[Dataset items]
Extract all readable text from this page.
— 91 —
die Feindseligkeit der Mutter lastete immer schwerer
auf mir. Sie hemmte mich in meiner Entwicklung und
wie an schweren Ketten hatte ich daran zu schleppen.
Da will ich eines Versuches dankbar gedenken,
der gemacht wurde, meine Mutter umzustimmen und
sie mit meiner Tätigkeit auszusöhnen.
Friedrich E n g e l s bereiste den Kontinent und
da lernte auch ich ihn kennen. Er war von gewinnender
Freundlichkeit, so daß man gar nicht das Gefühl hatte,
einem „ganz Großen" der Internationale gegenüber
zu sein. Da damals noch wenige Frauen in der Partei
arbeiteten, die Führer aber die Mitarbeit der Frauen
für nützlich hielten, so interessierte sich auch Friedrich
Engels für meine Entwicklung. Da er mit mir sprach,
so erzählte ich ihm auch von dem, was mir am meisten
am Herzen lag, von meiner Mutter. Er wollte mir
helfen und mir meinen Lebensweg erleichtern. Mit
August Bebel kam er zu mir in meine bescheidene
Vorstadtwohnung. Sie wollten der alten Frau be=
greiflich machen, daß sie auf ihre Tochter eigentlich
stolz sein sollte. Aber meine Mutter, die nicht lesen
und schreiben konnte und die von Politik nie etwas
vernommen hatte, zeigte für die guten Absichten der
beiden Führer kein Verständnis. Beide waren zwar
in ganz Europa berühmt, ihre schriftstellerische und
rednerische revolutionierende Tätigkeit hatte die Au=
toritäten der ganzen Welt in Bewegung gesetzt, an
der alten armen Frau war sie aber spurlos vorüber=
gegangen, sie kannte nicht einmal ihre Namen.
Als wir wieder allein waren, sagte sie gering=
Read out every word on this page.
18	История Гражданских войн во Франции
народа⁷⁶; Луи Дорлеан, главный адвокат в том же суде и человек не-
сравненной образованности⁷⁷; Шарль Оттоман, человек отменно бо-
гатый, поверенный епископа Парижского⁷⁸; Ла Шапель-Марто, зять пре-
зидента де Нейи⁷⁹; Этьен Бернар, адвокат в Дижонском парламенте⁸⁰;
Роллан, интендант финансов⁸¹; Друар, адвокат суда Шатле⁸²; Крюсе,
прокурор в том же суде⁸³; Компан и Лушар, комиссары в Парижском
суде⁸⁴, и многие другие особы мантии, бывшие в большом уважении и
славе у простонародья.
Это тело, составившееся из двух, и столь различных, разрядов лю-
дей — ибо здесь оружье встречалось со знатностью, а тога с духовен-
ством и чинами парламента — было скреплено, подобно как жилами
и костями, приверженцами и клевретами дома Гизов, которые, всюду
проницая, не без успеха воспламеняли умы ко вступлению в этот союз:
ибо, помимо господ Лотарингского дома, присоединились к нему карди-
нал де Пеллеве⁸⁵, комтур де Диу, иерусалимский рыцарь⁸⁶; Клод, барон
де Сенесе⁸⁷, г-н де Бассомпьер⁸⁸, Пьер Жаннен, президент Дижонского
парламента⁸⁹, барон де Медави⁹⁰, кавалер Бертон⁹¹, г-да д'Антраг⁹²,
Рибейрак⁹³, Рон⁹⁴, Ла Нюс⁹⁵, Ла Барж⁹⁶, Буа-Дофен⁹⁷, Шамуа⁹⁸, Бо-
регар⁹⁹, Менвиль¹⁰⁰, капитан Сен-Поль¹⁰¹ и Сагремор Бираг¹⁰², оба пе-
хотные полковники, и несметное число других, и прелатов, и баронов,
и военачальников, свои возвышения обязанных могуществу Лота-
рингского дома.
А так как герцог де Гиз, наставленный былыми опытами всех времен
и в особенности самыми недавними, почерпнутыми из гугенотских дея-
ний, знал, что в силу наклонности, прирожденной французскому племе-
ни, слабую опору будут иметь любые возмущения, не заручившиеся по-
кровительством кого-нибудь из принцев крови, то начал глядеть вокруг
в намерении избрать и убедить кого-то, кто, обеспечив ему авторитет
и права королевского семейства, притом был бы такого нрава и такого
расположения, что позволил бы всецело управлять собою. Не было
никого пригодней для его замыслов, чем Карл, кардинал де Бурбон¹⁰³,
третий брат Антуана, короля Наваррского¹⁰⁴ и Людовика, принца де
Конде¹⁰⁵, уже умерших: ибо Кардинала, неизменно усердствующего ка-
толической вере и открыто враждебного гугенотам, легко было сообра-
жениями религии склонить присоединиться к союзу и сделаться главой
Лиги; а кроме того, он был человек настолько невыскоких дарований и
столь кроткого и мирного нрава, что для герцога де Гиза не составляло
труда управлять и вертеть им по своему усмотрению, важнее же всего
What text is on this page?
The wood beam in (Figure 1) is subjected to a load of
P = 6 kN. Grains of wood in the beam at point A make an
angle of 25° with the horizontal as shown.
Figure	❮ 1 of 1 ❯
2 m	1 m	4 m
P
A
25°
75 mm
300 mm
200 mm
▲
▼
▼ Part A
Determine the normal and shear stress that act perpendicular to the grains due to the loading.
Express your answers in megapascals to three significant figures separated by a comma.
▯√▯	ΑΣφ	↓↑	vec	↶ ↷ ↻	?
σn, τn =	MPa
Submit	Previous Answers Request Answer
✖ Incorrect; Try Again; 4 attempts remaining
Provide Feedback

The problem: Write out exactly the final stretch of the records: the line containing "What text is on this page?" and every line after it, through the last, and nothing else.

Answer for the task:
What text is on this page?
The wood beam in (Figure 1) is subjected to a load of
P = 6 kN. Grains of wood in the beam at point A make an
angle of 25° with the horizontal as shown.
Figure	❮ 1 of 1 ❯
2 m	1 m	4 m
P
A
25°
75 mm
300 mm
200 mm
▲
▼
▼ Part A
Determine the normal and shear stress that act perpendicular to the grains due to the loading.
Express your answers in megapascals to three significant figures separated by a comma.
▯√▯	ΑΣφ	↓↑	vec	↶ ↷ ↻	?
σn, τn =	MPa
Submit	Previous Answers Request Answer
✖ Incorrect; Try Again; 4 attempts remaining
Provide Feedback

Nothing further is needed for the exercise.